-------- GIVEN INFORMATION --------

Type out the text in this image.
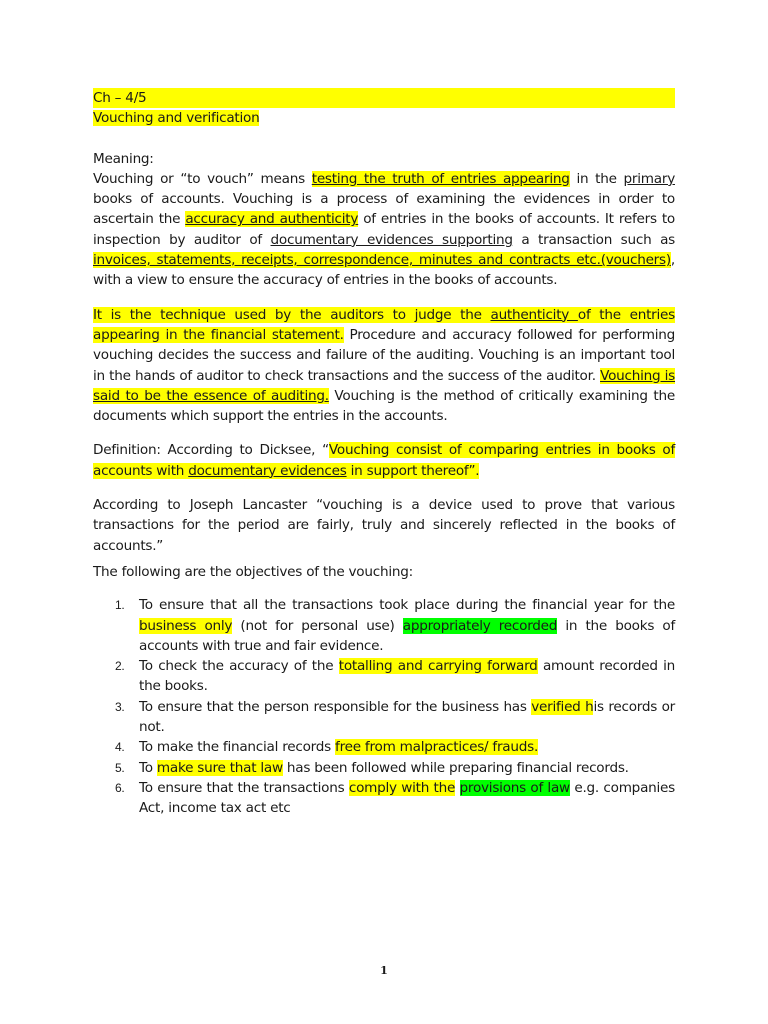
Ch – 4/5

Vouching and verification

Meaning:

Vouching or “to vouch” means testing the truth of entries appearing in the primary books of accounts. Vouching is a process of examining the evidences in order to ascertain the accuracy and authenticity of entries in the books of accounts. It refers to inspection by auditor of documentary evidences supporting a transaction such as invoices, statements, receipts, correspondence, minutes and contracts etc.(vouchers), with a view to ensure the accuracy of entries in the books of accounts.

It is the technique used by the auditors to judge the authenticity of the entries appearing in the financial statement. Procedure and accuracy followed for performing vouching decides the success and failure of the auditing. Vouching is an important tool in the hands of auditor to check transactions and the success of the auditor. Vouching is said to be the essence of auditing. Vouching is the method of critically examining the documents which support the entries in the accounts.

Definition: According to Dicksee, “Vouching consist of comparing entries in books of accounts with documentary evidences in support thereof”.

According to Joseph Lancaster “vouching is a device used to prove that various transactions for the period are fairly, truly and sincerely reflected in the books of accounts.”

The following are the objectives of the vouching:

1. To ensure that all the transactions took place during the financial year for the business only (not for personal use) appropriately recorded in the books of accounts with true and fair evidence.
2. To check the accuracy of the totalling and carrying forward amount recorded in the books.
3. To ensure that the person responsible for the business has verified his records or not.
4. To make the financial records free from malpractices/ frauds.
5. To make sure that law has been followed while preparing financial records.
6. To ensure that the transactions comply with the provisions of law e.g. companies Act, income tax act etc
1
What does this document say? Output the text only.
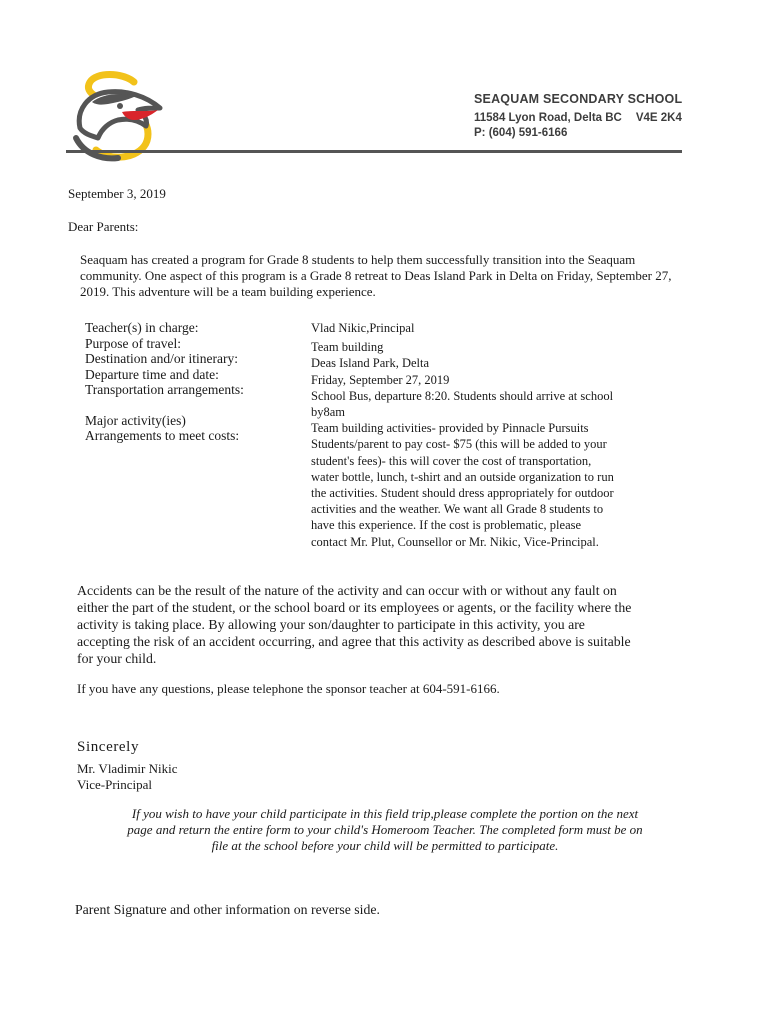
SEAQUAM SECONDARY SCHOOL
11584 Lyon Road, Delta BC V4E 2K4
P: (604) 591-6166
September 3, 2019
Dear Parents:

Seaquam has created a program for Grade 8 students to help them successfully transition into the Seaquam

community. One aspect of this program is a Grade 8 retreat to Deas Island Park in Delta on Friday, September 27,

2019. This adventure will be a team building experience.

Teacher(s) in charge:
Purpose of travel:
Destination and/or itinerary:
Departure time and date:
Transportation arrangements:
Major activity(ies)
Arrangements to meet costs:
Vlad Nikic,Principal
Team building
Deas Island Park, Delta
Friday, September 27, 2019
School Bus, departure 8:20. Students should arrive at school
by8am
Team building activities- provided by Pinnacle Pursuits
Students/parent to pay cost- $75 (this will be added to your
student's fees)- this will cover the cost of transportation,
water bottle, lunch, t-shirt and an outside organization to run
the activities. Student should dress appropriately for outdoor
activities and the weather. We want all Grade 8 students to
have this experience. If the cost is problematic, please
contact Mr. Plut, Counsellor or Mr. Nikic, Vice-Principal.
Accidents can be the result of the nature of the activity and can occur with or without any fault on
either the part of the student, or the school board or its employees or agents, or the facility where the
activity is taking place. By allowing your son/daughter to participate in this activity, you are
accepting the risk of an accident occurring, and agree that this activity as described above is suitable
for your child.
If you have any questions, please telephone the sponsor teacher at 604-591-6166.
Sincerely
Mr. Vladimir Nikic
Vice-Principal
If you wish to have your child participate in this field trip,please complete the portion on the next
page and return the entire form to your child's Homeroom Teacher. The completed form must be on
file at the school before your child will be permitted to participate.
Parent Signature and other information on reverse side.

--------

# [STATED PROBLEM]
Pick out all the lines with the word "have" in them and copy them.

# [CORRECT ANSWER]
have this experience. If the cost is problematic, please
If you have any questions, please telephone the sponsor teacher at 604-591-6166.
If you wish to have your child participate in this field trip,please complete the portion on the next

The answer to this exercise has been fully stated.